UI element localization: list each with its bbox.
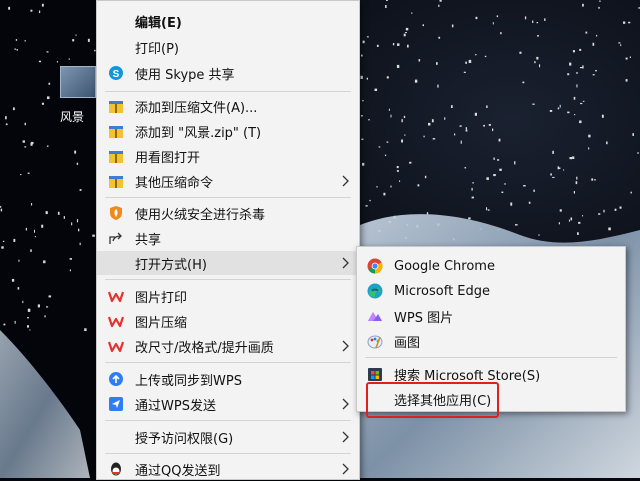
menu-item-resize-format[interactable]: 改尺寸/改格式/提升画质 [97,334,359,358]
menu-item-skype-share[interactable]: S 使用 Skype 共享 [97,61,359,85]
archive-icon [108,173,124,189]
menu-item-share[interactable]: 共享 [97,226,359,250]
menu-separator [105,197,351,198]
menu-separator [365,357,617,358]
wps-icon [108,338,124,354]
submenu-item-label: 搜索 Microsoft Store(S) [394,368,541,384]
wps-icon [108,288,124,304]
menu-item-label: 改尺寸/改格式/提升画质 [135,340,274,356]
submenu-item-edge[interactable]: Microsoft Edge [357,279,625,303]
menu-item-label: 用看图打开 [135,150,201,166]
menu-separator [105,420,351,421]
edge-icon [367,283,383,299]
cloud-upload-icon [108,371,124,387]
menu-item-label: 使用火绒安全进行杀毒 [135,207,266,223]
menu-item-add-to-archive[interactable]: 添加到压缩文件(A)... [97,94,359,118]
wps-send-icon [108,396,124,412]
annotation-highlight-box [366,382,499,418]
svg-text:S: S [113,69,120,80]
qq-icon [108,461,124,477]
chevron-right-icon [340,256,350,270]
menu-item-other-compress[interactable]: 其他压缩命令 [97,169,359,193]
menu-separator [105,279,351,280]
chevron-right-icon [340,430,350,444]
menu-item-huorong-scan[interactable]: 使用火绒安全进行杀毒 [97,201,359,225]
menu-item-edit[interactable]: 编辑(E) [97,9,359,33]
menu-item-label: 通过WPS发送 [135,398,216,414]
image-viewer-icon [108,148,124,164]
submenu-item-chrome[interactable]: Google Chrome [357,254,625,278]
skype-icon: S [108,65,124,81]
menu-item-send-via-wps[interactable]: 通过WPS发送 [97,392,359,416]
menu-item-open-with-viewer[interactable]: 用看图打开 [97,144,359,168]
menu-item-label: 添加到 "风景.zip" (T) [135,125,262,141]
menu-item-upload-wps[interactable]: 上传或同步到WPS [97,367,359,391]
chevron-right-icon [340,339,350,353]
submenu-item-label: 画图 [394,335,421,351]
menu-item-grant-access[interactable]: 授予访问权限(G) [97,425,359,449]
submenu-item-wps-pictures[interactable]: WPS 图片 [357,304,625,328]
menu-separator [105,362,351,363]
chevron-right-icon [340,462,350,476]
menu-item-label: 其他压缩命令 [135,175,214,191]
menu-item-label: 使用 Skype 共享 [135,67,235,83]
huorong-shield-icon [108,205,124,221]
menu-item-label: 编辑(E) [135,15,182,31]
archive-icon [108,123,124,139]
menu-item-label: 授予访问权限(G) [135,431,234,447]
image-thumbnail-icon [60,66,96,98]
share-icon [108,230,124,246]
submenu-item-label: Microsoft Edge [394,283,491,299]
menu-separator [105,453,351,454]
menu-item-image-print[interactable]: 图片打印 [97,284,359,308]
store-icon [367,366,383,382]
wps-pictures-icon [367,308,383,324]
submenu-item-label: Google Chrome [394,258,495,274]
menu-item-label: 上传或同步到WPS [135,373,242,389]
menu-item-label: 图片打印 [135,290,188,306]
menu-item-add-to-zip[interactable]: 添加到 "风景.zip" (T) [97,119,359,143]
menu-item-label: 打印(P) [135,41,179,57]
menu-item-label: 通过QQ发送到 [135,463,221,479]
menu-item-print[interactable]: 打印(P) [97,35,359,59]
menu-item-label: 图片压缩 [135,315,188,331]
submenu-item-paint[interactable]: 画图 [357,329,625,353]
chevron-right-icon [340,174,350,188]
archive-icon [108,98,124,114]
submenu-item-label: WPS 图片 [394,310,454,326]
menu-separator [105,91,351,92]
menu-item-label: 添加到压缩文件(A)... [135,100,258,116]
context-menu: 编辑(E) 打印(P) S 使用 Skype 共享 添加到压缩文件(A)... … [96,0,360,480]
chrome-icon [367,258,383,274]
desktop-file-icon[interactable]: 风景 [60,66,100,128]
chevron-right-icon [340,397,350,411]
menu-item-open-with[interactable]: 打开方式(H) [97,251,359,275]
menu-item-label: 打开方式(H) [135,257,207,273]
menu-item-label: 共享 [135,232,162,248]
menu-item-send-via-qq[interactable]: 通过QQ发送到 [97,457,359,481]
desktop-file-label: 风景 [60,110,85,124]
paint-icon [367,333,383,349]
menu-item-image-compress[interactable]: 图片压缩 [97,309,359,333]
wps-icon [108,313,124,329]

______________________________

_Instruction_.
Gather each line from the items above that includes the string "授予访问权限".

_Output of the exercise_.
menu-item-grant-access[interactable]: 授予访问权限(G) [97,425,359,449]
menu-item-label: 授予访问权限(G) [135,431,234,447]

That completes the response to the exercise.